Pakistan says not so fast; Comms gear in Cheyenne Mountain; Anbar ain’t Tikrit; Brennan: some critics of Iran deal 'disingenuous'; And a bit more.

Breaking: A coalition service member was killed this morning when an Afghan soldier turned his gun on U.S. troops at the provincial governor's compound in Jalalabad. AP from Kabul, here.

Meantime, not so fast: Members of Pakistan’s Parliament aren’t big on getting involved in Yemen, despite Saudi’s request. Reuters: “…Iranian Foreign Minister Mohammad Javad Zarif was due in Pakistan later on Wednesday when he is likely to urge Pakistan to reject the Saudi request. ‘The Yemen war is not our war...Our advice to the government is that the army should not go (to Yemen),’ said opposition member of parliament Shireen Mazari. ‘As Muslims, we are duty bound to counter any threat to holy shrines but there is no such threat today.’”

Overnight: Saudi planes strike an airbase north of Aden, Reuters, here.

The U.S. is speeding up the delivery of weapons to Saudi Arabia as it deepens its involvement in Yemen. Reuters’ Angus McDowall and Mohammed Mukhashaf: “The United States is speeding up arms supplies and bolstering intelligence sharing with a Saudi-led alliance bombing a militia aligned with Iran in neighboring Yemen, a senior U.S. diplomat said on Tuesday. U.S. Deputy Secretary of State Antony Blinken said the U.S., a key ally of oil-rich Saudi Arabia, had also set up a coordination center in the Sunni Muslim kingdom, whose forces have led an air campaign against the Shi'ite Houthi group which rules most of Yemen.”

U.S. Deputy Secretary of State Tony Blinken, to reporters in Riyadh: "Saudi Arabia is sending a strong message to the Houthis and their allies that they cannot overrun Yemen by force… As part of that effort, we have expedited weapons deliveries, we have increased our intelligence sharing, and we have established a joint coordination planning cell in the Saudi operation center.”

The WSJ’s Asa Fitch: “…The support, which includes deliveries of precision-guided munitions, comes almost two weeks after a Saudi-led coalition of mostly Arab states began a campaign of airstrikes against the Shiite-linked Houthis. In Washington, Col. Steve Warren, the chief Pentagon spokesman, said the shipments were ‘a combination of pre-existing orders made by our partner nations and some new requirements as they expend munitions.’ He didn’t provide details.” More here.

And AQAP predictably is taking advantage of the chaos in Yemen, Ash Carter said in Japan. The NYT’s Helene Cooper, with the secretary: “Al Qaeda’s affiliate in Yemen is seizing territory, exploiting the recent turmoil in the country to capture areas in what has become a broad expansion by the Sunni extremist group, Defense Secretary [Carter]… said on Wednesday. Calling the situation ‘obviously very unsettled,’ Mr. Carter said that the war in Yemen had left a number of groups vying for power, including Al Qaeda in the Arabian Peninsula, also known as A.Q.A.P., an enemy of the United States.

- **Directive 1**:
Please reproduce word for word the stretch of the news briefing from "And AQAP predictably" through "the United States.".
- **Directive 2**:
Answer these questions using the news briefing:
(a) Which opposition member of Pakistan's parliament said "The Yemen war is not our war"?
(b) According to the chief Pentagon spokesman, what were the shipments to the Saudi-led coalition a combination of?
(c) In which country was Ash Carter when he said AQAP was taking advantage of the chaos in Yemen?
- **Directive 3**:
Render this sentence from the news briefing in Spanish: "The U.S. is speeding up the delivery of weapons to Saudi Arabia as it deepens its involvement in Yemen."

(Region annotation records)
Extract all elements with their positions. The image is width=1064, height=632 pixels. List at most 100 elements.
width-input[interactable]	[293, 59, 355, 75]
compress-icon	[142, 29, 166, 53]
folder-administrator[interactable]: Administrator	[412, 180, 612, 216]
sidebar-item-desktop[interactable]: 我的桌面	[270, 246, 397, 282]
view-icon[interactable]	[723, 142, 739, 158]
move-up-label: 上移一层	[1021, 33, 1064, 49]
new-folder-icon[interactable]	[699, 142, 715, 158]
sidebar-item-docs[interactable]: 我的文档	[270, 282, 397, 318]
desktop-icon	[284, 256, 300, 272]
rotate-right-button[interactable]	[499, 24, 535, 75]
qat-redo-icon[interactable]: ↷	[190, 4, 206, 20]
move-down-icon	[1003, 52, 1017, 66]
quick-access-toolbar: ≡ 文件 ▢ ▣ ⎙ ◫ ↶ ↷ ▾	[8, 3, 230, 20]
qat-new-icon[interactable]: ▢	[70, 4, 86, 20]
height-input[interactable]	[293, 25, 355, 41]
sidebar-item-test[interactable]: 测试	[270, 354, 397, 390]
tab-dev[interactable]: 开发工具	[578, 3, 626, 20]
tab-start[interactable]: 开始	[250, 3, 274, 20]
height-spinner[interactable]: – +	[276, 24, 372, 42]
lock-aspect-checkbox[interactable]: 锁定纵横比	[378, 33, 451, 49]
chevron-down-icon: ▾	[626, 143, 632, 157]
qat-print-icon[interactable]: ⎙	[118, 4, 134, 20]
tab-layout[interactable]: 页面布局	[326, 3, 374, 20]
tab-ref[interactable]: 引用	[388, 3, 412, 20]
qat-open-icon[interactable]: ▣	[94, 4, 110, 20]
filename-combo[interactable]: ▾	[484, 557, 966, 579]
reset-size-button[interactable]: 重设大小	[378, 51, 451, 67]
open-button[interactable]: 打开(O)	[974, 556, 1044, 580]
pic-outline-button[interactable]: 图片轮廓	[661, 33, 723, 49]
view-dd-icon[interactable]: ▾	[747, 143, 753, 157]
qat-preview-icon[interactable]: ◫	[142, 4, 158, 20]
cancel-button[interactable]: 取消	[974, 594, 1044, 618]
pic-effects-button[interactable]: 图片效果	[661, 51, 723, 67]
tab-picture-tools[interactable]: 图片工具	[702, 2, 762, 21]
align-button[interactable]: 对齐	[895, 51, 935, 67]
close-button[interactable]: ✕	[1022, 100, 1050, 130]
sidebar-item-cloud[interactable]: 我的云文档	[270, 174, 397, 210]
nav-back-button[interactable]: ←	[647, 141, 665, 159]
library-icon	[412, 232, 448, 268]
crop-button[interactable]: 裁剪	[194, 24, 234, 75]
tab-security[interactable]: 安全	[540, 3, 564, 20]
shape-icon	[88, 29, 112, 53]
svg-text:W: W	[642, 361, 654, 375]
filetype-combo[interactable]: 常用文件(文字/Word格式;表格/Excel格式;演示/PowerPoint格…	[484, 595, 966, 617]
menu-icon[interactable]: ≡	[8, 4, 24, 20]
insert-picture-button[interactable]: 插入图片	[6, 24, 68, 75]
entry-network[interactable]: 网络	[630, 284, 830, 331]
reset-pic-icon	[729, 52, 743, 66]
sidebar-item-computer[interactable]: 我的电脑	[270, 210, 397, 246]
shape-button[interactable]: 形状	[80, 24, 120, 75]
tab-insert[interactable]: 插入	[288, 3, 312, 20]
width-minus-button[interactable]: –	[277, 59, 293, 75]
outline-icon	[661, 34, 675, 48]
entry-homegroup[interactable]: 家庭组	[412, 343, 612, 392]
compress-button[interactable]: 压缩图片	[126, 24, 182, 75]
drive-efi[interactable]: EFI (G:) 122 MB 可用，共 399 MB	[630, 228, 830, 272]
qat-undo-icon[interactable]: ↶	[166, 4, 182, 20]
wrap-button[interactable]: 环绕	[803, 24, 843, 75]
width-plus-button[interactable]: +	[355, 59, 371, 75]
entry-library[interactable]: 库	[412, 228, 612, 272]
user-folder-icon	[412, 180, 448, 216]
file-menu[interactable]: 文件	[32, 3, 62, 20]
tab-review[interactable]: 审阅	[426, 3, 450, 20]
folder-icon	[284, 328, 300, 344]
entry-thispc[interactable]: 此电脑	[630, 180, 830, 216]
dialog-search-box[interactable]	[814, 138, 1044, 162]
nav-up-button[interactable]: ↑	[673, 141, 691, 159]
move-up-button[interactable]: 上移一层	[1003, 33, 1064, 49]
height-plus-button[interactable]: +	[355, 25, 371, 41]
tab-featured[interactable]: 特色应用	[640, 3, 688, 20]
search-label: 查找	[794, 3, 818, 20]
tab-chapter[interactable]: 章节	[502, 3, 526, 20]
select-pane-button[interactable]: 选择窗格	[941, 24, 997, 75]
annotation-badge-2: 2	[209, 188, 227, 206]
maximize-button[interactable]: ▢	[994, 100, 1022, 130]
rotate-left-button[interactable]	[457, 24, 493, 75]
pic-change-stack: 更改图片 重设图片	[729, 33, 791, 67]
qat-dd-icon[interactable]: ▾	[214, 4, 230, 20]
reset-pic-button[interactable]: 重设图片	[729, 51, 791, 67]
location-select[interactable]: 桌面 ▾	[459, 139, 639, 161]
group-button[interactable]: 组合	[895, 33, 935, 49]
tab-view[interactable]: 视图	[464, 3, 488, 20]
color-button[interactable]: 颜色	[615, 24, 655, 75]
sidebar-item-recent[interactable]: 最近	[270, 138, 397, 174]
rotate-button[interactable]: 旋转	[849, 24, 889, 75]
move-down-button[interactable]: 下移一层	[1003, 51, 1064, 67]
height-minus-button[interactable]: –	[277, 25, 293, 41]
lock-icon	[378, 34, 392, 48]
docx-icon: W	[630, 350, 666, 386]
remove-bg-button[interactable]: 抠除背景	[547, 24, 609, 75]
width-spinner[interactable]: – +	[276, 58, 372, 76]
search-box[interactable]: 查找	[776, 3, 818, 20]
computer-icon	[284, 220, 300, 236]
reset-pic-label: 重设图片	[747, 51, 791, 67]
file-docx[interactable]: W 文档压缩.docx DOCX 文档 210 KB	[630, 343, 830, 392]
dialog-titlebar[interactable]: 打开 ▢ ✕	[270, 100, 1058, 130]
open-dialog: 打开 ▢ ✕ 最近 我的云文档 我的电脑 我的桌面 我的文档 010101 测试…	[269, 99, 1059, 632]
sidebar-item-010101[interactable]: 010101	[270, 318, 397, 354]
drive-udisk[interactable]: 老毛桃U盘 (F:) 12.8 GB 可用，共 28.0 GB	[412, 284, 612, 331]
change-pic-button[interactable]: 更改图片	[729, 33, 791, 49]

- **Task answer 1**:
And AQAP predictably is taking advantage of the chaos in Yemen, Ash Carter said in Japan. The NYT’s Helene Cooper, with the secretary: “Al Qaeda’s affiliate in Yemen is seizing territory, exploiting the recent turmoil in the country to capture areas in what has become a broad expansion by the Sunni extremist group, Defense Secretary [Carter]… said on Wednesday. Calling the situation ‘obviously very unsettled,’ Mr. Carter said that the war in Yemen had left a number of groups vying for power, including Al Qaeda in the Arabian Peninsula, also known as A.Q.A.P., an enemy of the United States.

- **Task answer 2**:
(a) Shireen Mazari
(b) Pre-existing orders made by partner nations and some new requirements as they expend munitions
(c) Japan

- **Task answer 3**:
Estados Unidos está acelerando la entrega de armas a Arabia Saudita a medida que profundiza su participación en Yemen.